Stored records:
★ ★ ★

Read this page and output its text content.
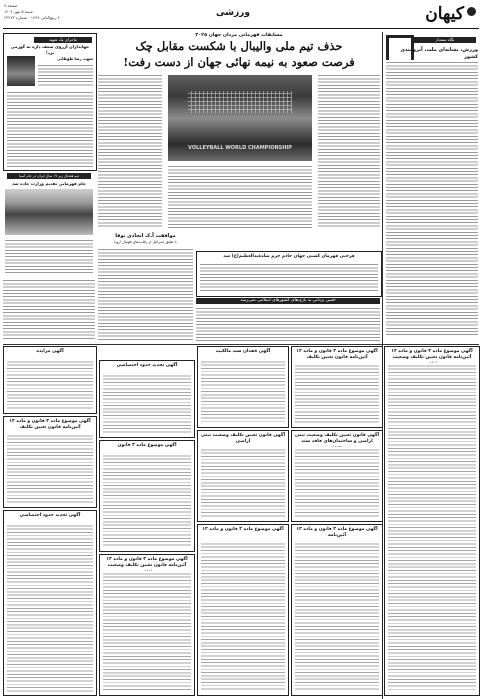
کیهان
ورزشی
صفحه ۹
شنبه ۵ مهر ۱۴۰۴
۴ ربیع‌الثانی ۱۴۴۷ - شماره ۲۳۲۷۳
نگاه نیمه‌باز
ورزش، نشانه‌ای ملت، آبرومندی کشور
ماجرای یک شهید
جهانداران آرزوی ضعف داره به گورمی برد!
شهید رضا طوطانی
تیم هندبال زیر ۱۷ سال ایران در جام آسیا
جام قهرمانی تقدیم وزارت جاده شد
مسابقات قهرمانی مردان جهان ۲۰۲۵
حذف تیم ملی والیبال با شکست مقابل چک
فرصت صعود به نیمه نهائی جهان از دست رفت!
VOLLEYBALL WORLD CHAMPIONSHIP
موافقت آ.ک اتحادی نوفا
با تعلیق اسرائیل از رقابت‌های فوتبال اروپا
فرختی قهرمان کشتی جهان خادم حرم شاه‌عبدالعظیم(ع) شد
حسن یزدانی به بازی‌های کشورهای اسلامی نمی‌رسد
آگهی موضوع ماده ۳ قانون و ماده ۱۳ آئین‌نامه قانون تعیین تکلیف وضعیت
آگهی موضوع ماده ۳ قانون و ماده ۱۳ آئین‌نامه قانون تعیین تکلیف
آگهی قانون تعیین تکلیف وضعیت ثبتی اراضی و ساختمان‌های فاقد سند
آگهی موضوع ماده ۳ قانون و ماده ۱۳ آئین‌نامه
آگهی فقدان سند مالکیت
آگهی قانون تعیین تکلیف وضعیت ثبتی اراضی
آگهی موضوع ماده ۳ قانون و ماده ۱۳
آگهی تحدید حدود اختصاصی
آگهی موضوع ماده ۳ قانون
آگهی موضوع ماده ۳ قانون و ماده ۱۳ آئین‌نامه قانون تعیین تکلیف وضعیت
آگهی مزایده
آگهی موضوع ماده ۳ قانون و ماده ۱۳ آئین‌نامه قانون تعیین تکلیف
آگهی تحدید حدود اختصاصی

★ ★ ★

YOUR GOAL: Repeat the records word for word. Any picture in them should be left out.

ANSWER TO THIS TASK:
Read this page and output its text content.
کیهان
ورزشی
صفحه ۹
شنبه ۵ مهر ۱۴۰۴
۴ ربیع‌الثانی ۱۴۴۷ - شماره ۲۳۲۷۳
نگاه نیمه‌باز
ورزش، نشانه‌ای ملت، آبرومندی کشور
ماجرای یک شهید
جهانداران آرزوی ضعف داره به گورمی برد!
شهید رضا طوطانی
تیم هندبال زیر ۱۷ سال ایران در جام آسیا
جام قهرمانی تقدیم وزارت جاده شد
مسابقات قهرمانی مردان جهان ۲۰۲۵
حذف تیم ملی والیبال با شکست مقابل چک
فرصت صعود به نیمه نهائی جهان از دست رفت!
VOLLEYBALL WORLD CHAMPIONSHIP
موافقت آ.ک اتحادی نوفا
با تعلیق اسرائیل از رقابت‌های فوتبال اروپا
فرختی قهرمان کشتی جهان خادم حرم شاه‌عبدالعظیم(ع) شد
حسن یزدانی به بازی‌های کشورهای اسلامی نمی‌رسد
آگهی موضوع ماده ۳ قانون و ماده ۱۳ آئین‌نامه قانون تعیین تکلیف وضعیت
آگهی موضوع ماده ۳ قانون و ماده ۱۳ آئین‌نامه قانون تعیین تکلیف
آگهی قانون تعیین تکلیف وضعیت ثبتی اراضی و ساختمان‌های فاقد سند
آگهی موضوع ماده ۳ قانون و ماده ۱۳ آئین‌نامه
آگهی فقدان سند مالکیت
آگهی قانون تعیین تکلیف وضعیت ثبتی اراضی
آگهی موضوع ماده ۳ قانون و ماده ۱۳
آگهی تحدید حدود اختصاصی
آگهی موضوع ماده ۳ قانون
آگهی موضوع ماده ۳ قانون و ماده ۱۳ آئین‌نامه قانون تعیین تکلیف وضعیت
آگهی مزایده
آگهی موضوع ماده ۳ قانون و ماده ۱۳ آئین‌نامه قانون تعیین تکلیف
آگهی تحدید حدود اختصاصی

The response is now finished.